=== Page ===

========

What to charge for enclosed transport?May 16 2017 at 6:19 AM
|kleandan (Login kleandan)|
Hey guys, I have been asked to deliver a vehicle using my enclosed trailer.
The job would be about 7 hours drive one way.
This is not a friend I am delivering for so it is just a convenient delivery for the vehicle.
I have already talked to the vehicle owner about transport companies that can do this much cheaper than I can...and he knows about them already.
This delivery would benefit him with not having to come here to inspect the vehicle via airplane, by getting the vehicle to him as quickly as possible while providing careful enclosed transport this weekend.
I am also wondering if doing this places me in some "other" category for transport such as full commercial.
I have all paperwork for the vehicle so I could easily be inspected and found to be just a guy transporting his own car without question, but still, rules may hamstring this helpful effort.
If it matters I will be in both MN and WI only.
Thanks for any and all helpful input.
No help here, but don't forget to consider liability and insurance problems if an accident
|May 16 2017, 6:28 AM |
were to occur.

========

=== Dataset content ===
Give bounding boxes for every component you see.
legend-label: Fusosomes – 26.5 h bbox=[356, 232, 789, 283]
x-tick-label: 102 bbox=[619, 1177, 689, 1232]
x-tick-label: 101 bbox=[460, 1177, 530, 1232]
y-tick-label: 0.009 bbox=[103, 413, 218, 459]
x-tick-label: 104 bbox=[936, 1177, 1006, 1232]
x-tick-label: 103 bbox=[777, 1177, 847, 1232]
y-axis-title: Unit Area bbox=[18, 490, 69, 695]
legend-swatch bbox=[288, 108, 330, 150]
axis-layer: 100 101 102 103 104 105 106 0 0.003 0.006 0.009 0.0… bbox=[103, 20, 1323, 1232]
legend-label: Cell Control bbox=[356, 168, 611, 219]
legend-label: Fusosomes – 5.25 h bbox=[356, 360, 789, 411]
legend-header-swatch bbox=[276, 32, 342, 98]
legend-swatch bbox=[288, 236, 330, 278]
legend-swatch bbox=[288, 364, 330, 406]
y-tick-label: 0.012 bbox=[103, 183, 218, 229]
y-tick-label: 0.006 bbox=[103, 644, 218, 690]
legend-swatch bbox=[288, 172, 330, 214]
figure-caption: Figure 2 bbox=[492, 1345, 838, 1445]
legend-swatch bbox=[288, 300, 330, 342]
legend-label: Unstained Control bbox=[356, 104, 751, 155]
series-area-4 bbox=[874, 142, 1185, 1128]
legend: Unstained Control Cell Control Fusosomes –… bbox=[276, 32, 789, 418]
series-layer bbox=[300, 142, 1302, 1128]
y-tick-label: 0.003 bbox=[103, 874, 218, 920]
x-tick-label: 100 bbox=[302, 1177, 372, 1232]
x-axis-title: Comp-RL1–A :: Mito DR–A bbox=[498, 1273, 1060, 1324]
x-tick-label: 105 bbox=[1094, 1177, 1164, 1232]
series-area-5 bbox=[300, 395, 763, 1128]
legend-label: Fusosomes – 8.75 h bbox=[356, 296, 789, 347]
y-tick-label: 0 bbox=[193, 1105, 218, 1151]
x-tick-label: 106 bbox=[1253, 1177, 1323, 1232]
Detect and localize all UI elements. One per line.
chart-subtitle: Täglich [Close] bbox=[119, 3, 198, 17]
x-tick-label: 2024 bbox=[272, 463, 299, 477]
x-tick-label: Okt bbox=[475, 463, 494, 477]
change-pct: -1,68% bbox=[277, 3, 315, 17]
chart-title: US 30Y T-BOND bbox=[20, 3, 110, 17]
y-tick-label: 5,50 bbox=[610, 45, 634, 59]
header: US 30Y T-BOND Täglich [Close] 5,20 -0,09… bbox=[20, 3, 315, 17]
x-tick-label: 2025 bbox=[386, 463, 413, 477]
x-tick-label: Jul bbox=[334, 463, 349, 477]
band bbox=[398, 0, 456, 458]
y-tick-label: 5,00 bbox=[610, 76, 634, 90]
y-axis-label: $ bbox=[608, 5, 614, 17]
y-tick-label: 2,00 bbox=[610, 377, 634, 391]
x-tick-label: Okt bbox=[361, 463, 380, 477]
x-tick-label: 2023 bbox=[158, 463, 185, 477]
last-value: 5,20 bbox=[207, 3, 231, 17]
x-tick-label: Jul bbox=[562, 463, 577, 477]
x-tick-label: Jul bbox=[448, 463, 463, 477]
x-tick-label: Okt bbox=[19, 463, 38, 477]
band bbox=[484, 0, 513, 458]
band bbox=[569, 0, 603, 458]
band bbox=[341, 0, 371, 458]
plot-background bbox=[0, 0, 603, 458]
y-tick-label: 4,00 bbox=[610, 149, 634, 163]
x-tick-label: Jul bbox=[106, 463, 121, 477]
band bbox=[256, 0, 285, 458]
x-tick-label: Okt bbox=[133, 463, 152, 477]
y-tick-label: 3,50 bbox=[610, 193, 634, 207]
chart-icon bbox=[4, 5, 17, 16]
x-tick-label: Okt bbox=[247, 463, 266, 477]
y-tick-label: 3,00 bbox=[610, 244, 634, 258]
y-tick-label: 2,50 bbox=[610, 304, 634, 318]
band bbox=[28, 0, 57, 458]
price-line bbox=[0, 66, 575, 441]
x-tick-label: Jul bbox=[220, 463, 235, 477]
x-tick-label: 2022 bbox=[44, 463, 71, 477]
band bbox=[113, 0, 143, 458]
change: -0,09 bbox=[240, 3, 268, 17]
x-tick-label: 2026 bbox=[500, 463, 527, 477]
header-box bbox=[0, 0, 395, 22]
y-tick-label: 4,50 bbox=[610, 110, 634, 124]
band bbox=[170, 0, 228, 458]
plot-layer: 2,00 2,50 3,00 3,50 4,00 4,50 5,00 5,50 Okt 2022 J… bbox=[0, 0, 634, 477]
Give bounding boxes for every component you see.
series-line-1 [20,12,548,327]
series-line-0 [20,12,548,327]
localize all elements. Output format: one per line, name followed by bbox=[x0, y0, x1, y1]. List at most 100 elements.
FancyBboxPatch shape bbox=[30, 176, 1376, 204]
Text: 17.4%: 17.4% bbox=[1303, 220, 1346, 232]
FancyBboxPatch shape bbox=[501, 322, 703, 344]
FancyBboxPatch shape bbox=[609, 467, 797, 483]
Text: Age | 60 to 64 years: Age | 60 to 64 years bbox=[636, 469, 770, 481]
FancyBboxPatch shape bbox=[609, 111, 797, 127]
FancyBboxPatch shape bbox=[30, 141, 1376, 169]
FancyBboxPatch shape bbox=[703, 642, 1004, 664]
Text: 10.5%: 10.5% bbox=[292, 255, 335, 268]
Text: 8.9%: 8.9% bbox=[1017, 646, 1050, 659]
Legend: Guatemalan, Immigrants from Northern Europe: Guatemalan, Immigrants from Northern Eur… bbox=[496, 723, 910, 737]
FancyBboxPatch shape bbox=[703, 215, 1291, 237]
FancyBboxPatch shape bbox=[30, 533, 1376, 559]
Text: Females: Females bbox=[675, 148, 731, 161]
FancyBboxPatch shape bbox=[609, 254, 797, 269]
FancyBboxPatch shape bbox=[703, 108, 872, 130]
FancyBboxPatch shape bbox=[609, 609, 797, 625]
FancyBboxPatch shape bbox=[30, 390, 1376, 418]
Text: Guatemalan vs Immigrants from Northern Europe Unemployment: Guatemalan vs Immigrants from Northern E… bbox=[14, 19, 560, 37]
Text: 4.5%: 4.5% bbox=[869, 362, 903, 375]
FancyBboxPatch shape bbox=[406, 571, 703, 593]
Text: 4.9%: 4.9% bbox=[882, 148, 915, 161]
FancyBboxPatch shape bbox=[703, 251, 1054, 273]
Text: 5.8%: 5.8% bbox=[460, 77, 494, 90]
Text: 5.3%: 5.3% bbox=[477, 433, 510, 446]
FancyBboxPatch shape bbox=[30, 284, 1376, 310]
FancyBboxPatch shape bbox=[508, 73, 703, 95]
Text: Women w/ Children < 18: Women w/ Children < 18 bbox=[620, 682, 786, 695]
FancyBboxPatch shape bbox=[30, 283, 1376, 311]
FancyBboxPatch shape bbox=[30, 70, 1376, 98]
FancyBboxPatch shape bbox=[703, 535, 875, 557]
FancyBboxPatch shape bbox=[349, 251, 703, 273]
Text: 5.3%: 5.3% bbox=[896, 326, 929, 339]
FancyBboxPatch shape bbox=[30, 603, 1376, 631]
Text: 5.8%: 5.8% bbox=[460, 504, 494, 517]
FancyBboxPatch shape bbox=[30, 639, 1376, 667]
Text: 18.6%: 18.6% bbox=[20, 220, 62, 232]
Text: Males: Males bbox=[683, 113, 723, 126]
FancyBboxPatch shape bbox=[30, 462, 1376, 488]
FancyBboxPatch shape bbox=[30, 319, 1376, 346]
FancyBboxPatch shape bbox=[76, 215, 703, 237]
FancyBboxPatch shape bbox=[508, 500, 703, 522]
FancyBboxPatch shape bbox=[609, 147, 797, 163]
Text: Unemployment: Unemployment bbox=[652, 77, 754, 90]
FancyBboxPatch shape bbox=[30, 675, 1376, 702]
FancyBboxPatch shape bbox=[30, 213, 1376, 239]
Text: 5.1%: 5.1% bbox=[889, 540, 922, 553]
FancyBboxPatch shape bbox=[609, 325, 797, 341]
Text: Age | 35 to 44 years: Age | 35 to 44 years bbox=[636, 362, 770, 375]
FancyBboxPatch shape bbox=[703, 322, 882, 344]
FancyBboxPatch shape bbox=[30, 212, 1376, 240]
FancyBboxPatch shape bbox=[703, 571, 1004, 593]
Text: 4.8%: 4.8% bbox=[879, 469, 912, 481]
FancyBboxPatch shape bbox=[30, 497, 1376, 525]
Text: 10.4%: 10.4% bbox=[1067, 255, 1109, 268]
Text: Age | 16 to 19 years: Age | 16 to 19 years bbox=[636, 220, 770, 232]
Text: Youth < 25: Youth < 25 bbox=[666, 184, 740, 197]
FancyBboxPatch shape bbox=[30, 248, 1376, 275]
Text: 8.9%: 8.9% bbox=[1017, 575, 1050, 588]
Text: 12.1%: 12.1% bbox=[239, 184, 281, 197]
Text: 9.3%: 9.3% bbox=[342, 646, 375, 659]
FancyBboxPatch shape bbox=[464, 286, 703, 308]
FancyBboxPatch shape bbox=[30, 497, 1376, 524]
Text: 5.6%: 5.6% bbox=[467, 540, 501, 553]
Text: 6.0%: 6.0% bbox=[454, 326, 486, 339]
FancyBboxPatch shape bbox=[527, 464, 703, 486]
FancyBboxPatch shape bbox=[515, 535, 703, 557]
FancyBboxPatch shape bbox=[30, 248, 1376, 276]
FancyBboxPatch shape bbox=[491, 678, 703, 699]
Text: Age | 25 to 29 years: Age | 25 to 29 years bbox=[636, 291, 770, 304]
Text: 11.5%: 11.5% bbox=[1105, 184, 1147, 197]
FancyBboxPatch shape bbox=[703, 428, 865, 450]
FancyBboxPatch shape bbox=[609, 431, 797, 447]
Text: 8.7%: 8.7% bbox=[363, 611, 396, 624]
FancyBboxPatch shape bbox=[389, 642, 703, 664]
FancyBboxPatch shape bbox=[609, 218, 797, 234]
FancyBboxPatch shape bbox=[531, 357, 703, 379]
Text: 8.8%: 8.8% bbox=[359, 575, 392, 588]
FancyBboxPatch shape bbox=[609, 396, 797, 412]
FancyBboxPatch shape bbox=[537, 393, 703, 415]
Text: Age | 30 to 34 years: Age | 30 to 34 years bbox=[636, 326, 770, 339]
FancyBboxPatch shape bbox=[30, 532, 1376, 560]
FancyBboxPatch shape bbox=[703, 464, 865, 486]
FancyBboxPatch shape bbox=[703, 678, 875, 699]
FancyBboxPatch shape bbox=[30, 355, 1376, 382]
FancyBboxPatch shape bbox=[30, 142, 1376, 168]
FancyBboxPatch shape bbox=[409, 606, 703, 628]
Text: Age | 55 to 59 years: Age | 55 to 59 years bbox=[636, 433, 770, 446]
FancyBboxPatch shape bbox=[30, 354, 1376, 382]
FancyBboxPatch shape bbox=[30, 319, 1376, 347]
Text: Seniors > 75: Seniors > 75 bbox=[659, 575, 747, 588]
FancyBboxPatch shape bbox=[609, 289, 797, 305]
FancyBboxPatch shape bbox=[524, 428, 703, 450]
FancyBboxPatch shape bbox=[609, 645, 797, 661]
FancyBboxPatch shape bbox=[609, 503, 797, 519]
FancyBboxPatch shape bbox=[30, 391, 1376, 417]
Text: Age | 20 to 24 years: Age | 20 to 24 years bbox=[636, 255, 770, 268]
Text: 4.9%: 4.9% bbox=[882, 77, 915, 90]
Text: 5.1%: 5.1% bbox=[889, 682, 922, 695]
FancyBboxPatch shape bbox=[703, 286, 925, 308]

========

=== Exercise ===
Extend the forum thread above about what to charge for enclosed vehicle transport, picking up after its last reply.

=== Result of this task ===
65 Galaxie 390 4speed
66 Thunderbird 428
|May 16 2017, 6:29 AM |
Considering our F350 DRW gets 7 MPG with the box, I'd be in the $1/loaded mile area at least. Also consider that if you don't have a CDL and you get stopped, you would be advised to be "coy" about the operation parameters least you have to drop the trailer and cargo right there on the side of the road. If you can show the cargo to be your personal possessions then it should be no problem. You might want to review truck/trailer restrictions for the states you'll be driving through.
|This message has been edited by Falcon67 on May 16, 2017 6:29 AM|
|May 16 2017, 6:49 AM |
I plan to pay $2.50-$4.00/mile for one way dedicated haul for my projects and about half that much when scheduling roundtrip runs. When some jobs go ltl with enclosed, it tends to run towards the higher price. Special big jobs are priced differently. These are professional transporters with all the proper credentials.
If it is not your personal property, registration, insurance and DOT issues are nothing to be taken lightly. There's no problem as long as there's no problems. Multiple former providers no longer carry for me because of stricter enforcement.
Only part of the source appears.